#### Exercise objective:
All of the material below is to be restated word for word, apart from the pictures.

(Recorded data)

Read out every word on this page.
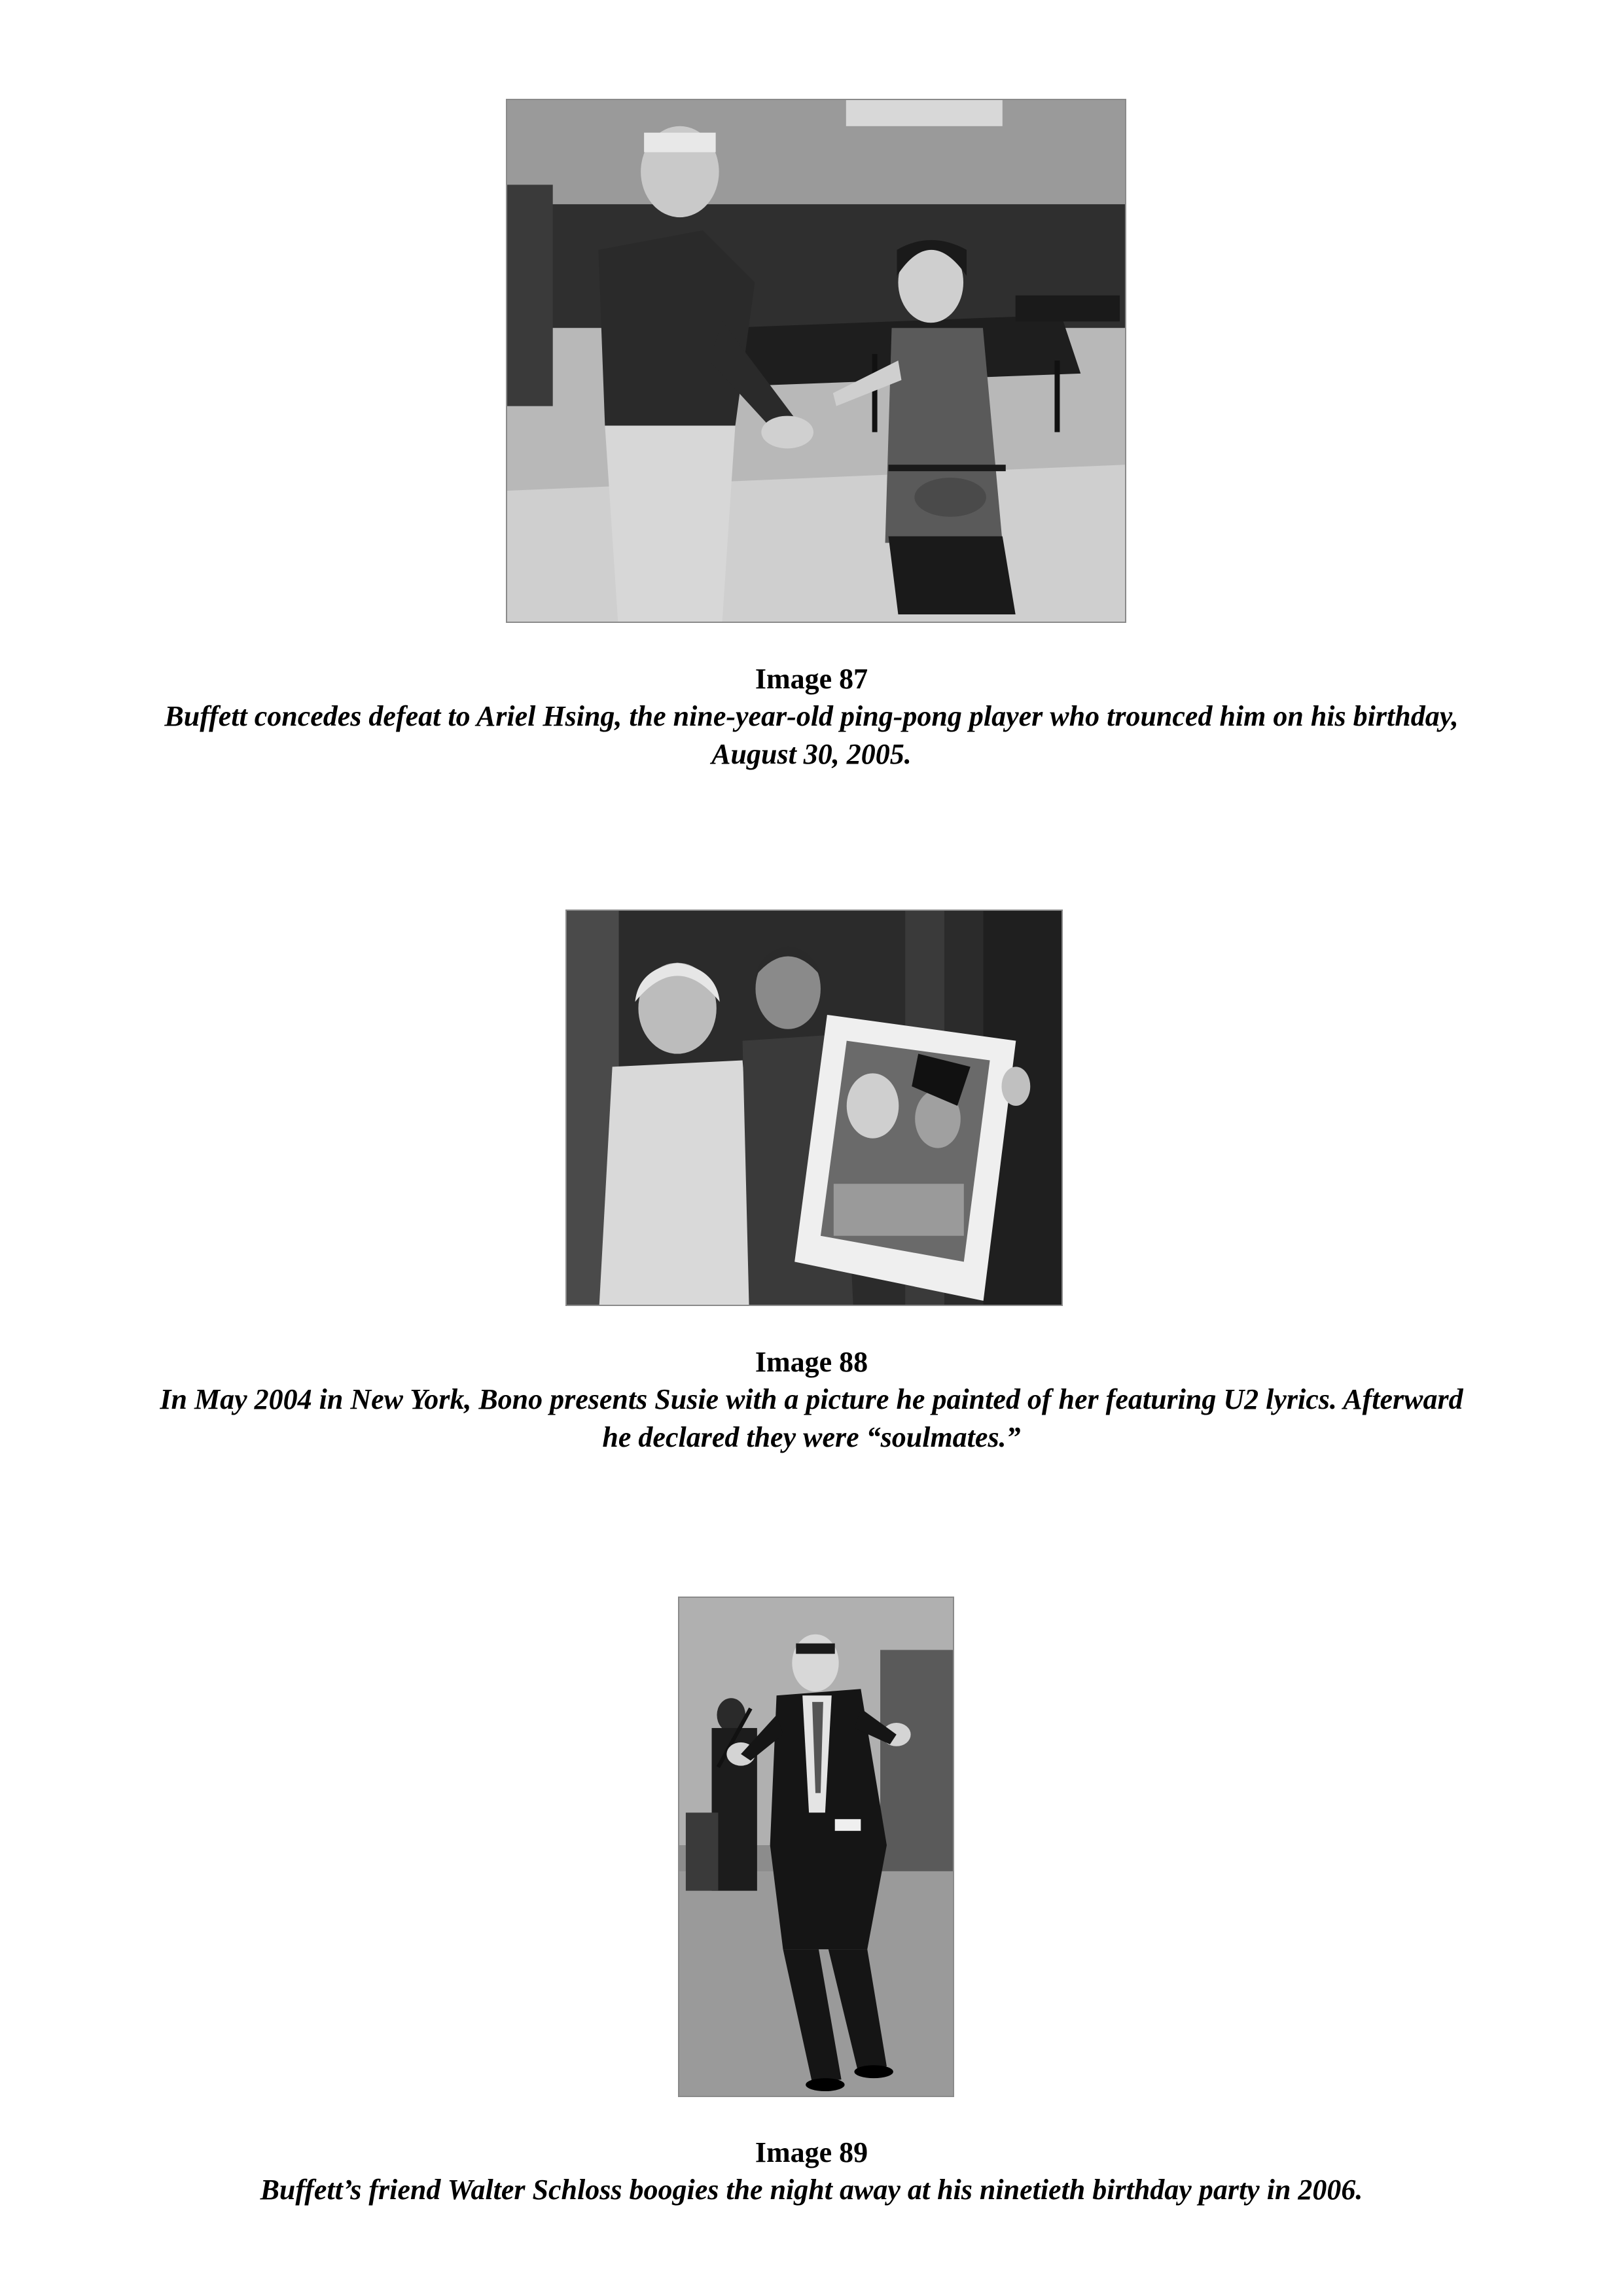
Image 87
Buffett concedes defeat to Ariel Hsing, the nine-year-old ping-pong player who trounced him on his birthday, August 30, 2005.
Image 88
In May 2004 in New York, Bono presents Susie with a picture he painted of her featuring U2 lyrics. Afterward he declared they were “soulmates.”
Image 89
Buffett’s friend Walter Schloss boogies the night away at his ninetieth birthday party in 2006.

#### Expected output:
Read out every word on this page.
Image 87
Buffett concedes defeat to Ariel Hsing, the nine-year-old ping-pong player who trounced him on his birthday, August 30, 2005.
Image 88
In May 2004 in New York, Bono presents Susie with a picture he painted of her featuring U2 lyrics. Afterward he declared they were “soulmates.”
Image 89
Buffett’s friend Walter Schloss boogies the night away at his ninetieth birthday party in 2006.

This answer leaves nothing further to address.